### DIRECTION
Each entry below should be written out exactly as it is, with no pictures.

** START **

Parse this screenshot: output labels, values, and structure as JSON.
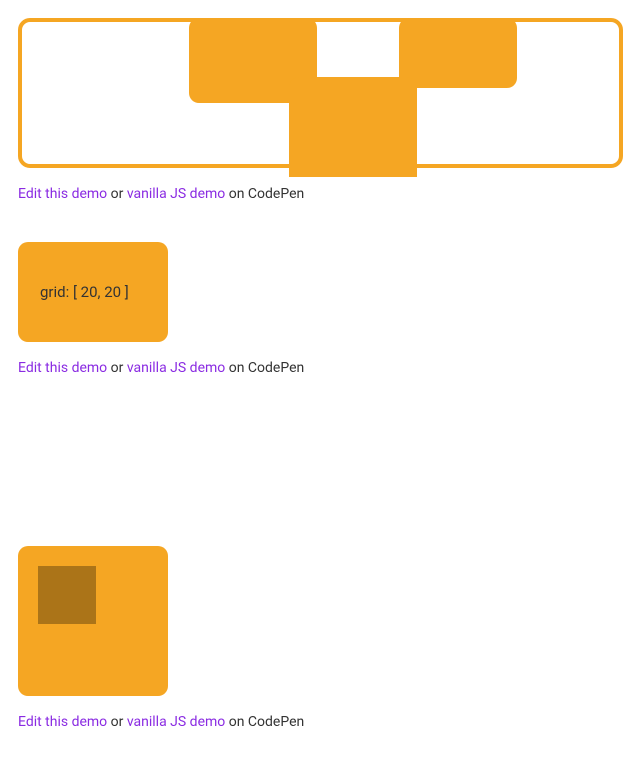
{
  "caption": {
    "edit_link": "Edit this demo",
    "or": " or ",
    "vanilla_link": "vanilla JS demo",
    "suffix": " on CodePen"
  },
  "demo2": {
    "grid_label": "grid: [ 20, 20 ]"
  }
}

** END **

### RESULT FOR THIS EXERCISE
Parse this screenshot: output labels, values, and structure as JSON.
{
  "caption": {
    "edit_link": "Edit this demo",
    "or": " or ",
    "vanilla_link": "vanilla JS demo",
    "suffix": " on CodePen"
  },
  "demo2": {
    "grid_label": "grid: [ 20, 20 ]"
  }
}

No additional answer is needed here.